[Dataset entries]

<<<<

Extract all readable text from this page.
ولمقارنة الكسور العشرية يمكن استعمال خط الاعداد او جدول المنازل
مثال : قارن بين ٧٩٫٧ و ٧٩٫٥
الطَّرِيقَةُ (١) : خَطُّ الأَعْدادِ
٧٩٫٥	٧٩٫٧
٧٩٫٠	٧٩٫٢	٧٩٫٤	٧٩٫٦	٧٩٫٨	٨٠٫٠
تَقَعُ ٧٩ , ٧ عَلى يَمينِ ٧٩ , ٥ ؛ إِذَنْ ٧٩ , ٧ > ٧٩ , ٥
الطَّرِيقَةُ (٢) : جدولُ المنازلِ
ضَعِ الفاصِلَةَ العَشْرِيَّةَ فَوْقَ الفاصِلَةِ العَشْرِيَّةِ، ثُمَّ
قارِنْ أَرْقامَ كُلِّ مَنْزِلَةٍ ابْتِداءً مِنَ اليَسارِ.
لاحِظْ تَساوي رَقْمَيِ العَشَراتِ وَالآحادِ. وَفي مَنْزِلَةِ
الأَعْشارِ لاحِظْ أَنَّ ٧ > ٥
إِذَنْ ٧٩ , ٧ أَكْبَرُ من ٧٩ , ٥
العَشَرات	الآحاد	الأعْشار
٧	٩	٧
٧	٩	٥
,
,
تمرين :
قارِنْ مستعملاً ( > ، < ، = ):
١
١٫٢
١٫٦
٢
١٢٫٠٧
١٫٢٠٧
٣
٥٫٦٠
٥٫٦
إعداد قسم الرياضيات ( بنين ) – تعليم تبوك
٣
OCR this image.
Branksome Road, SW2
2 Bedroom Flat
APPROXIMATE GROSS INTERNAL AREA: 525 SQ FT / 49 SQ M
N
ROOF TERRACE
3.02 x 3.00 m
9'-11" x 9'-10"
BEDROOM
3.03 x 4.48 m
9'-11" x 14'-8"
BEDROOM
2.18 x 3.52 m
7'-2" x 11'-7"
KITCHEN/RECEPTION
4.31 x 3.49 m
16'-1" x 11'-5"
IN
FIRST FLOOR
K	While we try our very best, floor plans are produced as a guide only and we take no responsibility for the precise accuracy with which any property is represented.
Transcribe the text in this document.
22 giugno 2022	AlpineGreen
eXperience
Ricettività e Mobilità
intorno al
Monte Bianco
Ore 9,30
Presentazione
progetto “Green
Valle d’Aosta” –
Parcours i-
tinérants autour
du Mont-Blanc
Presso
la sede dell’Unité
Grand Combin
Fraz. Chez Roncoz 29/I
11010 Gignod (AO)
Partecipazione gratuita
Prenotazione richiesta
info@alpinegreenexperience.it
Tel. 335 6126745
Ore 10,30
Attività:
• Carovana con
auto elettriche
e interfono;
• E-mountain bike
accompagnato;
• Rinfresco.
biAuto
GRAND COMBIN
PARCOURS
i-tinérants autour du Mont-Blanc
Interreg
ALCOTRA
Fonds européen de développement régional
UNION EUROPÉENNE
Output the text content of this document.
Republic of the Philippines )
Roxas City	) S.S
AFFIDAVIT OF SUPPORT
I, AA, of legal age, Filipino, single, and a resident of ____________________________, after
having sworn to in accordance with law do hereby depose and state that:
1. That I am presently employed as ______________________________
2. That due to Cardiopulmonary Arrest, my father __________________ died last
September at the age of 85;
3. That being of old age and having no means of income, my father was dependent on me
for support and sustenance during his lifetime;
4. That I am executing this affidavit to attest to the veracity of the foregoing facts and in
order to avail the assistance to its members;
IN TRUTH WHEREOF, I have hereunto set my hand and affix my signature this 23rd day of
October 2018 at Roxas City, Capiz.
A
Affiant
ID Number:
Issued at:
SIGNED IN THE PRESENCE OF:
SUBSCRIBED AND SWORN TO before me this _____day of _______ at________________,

>>>>

Quote the data above in full, changing nothing.

- **Final result**:
Extract all readable text from this page.
ولمقارنة الكسور العشرية يمكن استعمال خط الاعداد او جدول المنازل
مثال : قارن بين ٧٩٫٧ و ٧٩٫٥
الطَّرِيقَةُ (١) : خَطُّ الأَعْدادِ
٧٩٫٥	٧٩٫٧
٧٩٫٠	٧٩٫٢	٧٩٫٤	٧٩٫٦	٧٩٫٨	٨٠٫٠
تَقَعُ ٧٩ , ٧ عَلى يَمينِ ٧٩ , ٥ ؛ إِذَنْ ٧٩ , ٧ > ٧٩ , ٥
الطَّرِيقَةُ (٢) : جدولُ المنازلِ
ضَعِ الفاصِلَةَ العَشْرِيَّةَ فَوْقَ الفاصِلَةِ العَشْرِيَّةِ، ثُمَّ
قارِنْ أَرْقامَ كُلِّ مَنْزِلَةٍ ابْتِداءً مِنَ اليَسارِ.
لاحِظْ تَساوي رَقْمَيِ العَشَراتِ وَالآحادِ. وَفي مَنْزِلَةِ
الأَعْشارِ لاحِظْ أَنَّ ٧ > ٥
إِذَنْ ٧٩ , ٧ أَكْبَرُ من ٧٩ , ٥
العَشَرات	الآحاد	الأعْشار
٧	٩	٧
٧	٩	٥
,
,
تمرين :
قارِنْ مستعملاً ( > ، < ، = ):
١
١٫٢
١٫٦
٢
١٢٫٠٧
١٫٢٠٧
٣
٥٫٦٠
٥٫٦
إعداد قسم الرياضيات ( بنين ) – تعليم تبوك
٣
OCR this image.
Branksome Road, SW2
2 Bedroom Flat
APPROXIMATE GROSS INTERNAL AREA: 525 SQ FT / 49 SQ M
N
ROOF TERRACE
3.02 x 3.00 m
9'-11" x 9'-10"
BEDROOM
3.03 x 4.48 m
9'-11" x 14'-8"
BEDROOM
2.18 x 3.52 m
7'-2" x 11'-7"
KITCHEN/RECEPTION
4.31 x 3.49 m
16'-1" x 11'-5"
IN
FIRST FLOOR
K	While we try our very best, floor plans are produced as a guide only and we take no responsibility for the precise accuracy with which any property is represented.
Transcribe the text in this document.
22 giugno 2022	AlpineGreen
eXperience
Ricettività e Mobilità
intorno al
Monte Bianco
Ore 9,30
Presentazione
progetto “Green
Valle d’Aosta” –
Parcours i-
tinérants autour
du Mont-Blanc
Presso
la sede dell’Unité
Grand Combin
Fraz. Chez Roncoz 29/I
11010 Gignod (AO)
Partecipazione gratuita
Prenotazione richiesta
info@alpinegreenexperience.it
Tel. 335 6126745
Ore 10,30
Attività:
• Carovana con
auto elettriche
e interfono;
• E-mountain bike
accompagnato;
• Rinfresco.
biAuto
GRAND COMBIN
PARCOURS
i-tinérants autour du Mont-Blanc
Interreg
ALCOTRA
Fonds européen de développement régional
UNION EUROPÉENNE
Output the text content of this document.
Republic of the Philippines )
Roxas City	) S.S
AFFIDAVIT OF SUPPORT
I, AA, of legal age, Filipino, single, and a resident of ____________________________, after
having sworn to in accordance with law do hereby depose and state that:
1. That I am presently employed as ______________________________
2. That due to Cardiopulmonary Arrest, my father __________________ died last
September at the age of 85;
3. That being of old age and having no means of income, my father was dependent on me
for support and sustenance during his lifetime;
4. That I am executing this affidavit to attest to the veracity of the foregoing facts and in
order to avail the assistance to its members;
IN TRUTH WHEREOF, I have hereunto set my hand and affix my signature this 23rd day of
October 2018 at Roxas City, Capiz.
A
Affiant
ID Number:
Issued at:
SIGNED IN THE PRESENCE OF:
SUBSCRIBED AND SWORN TO before me this _____day of _______ at________________,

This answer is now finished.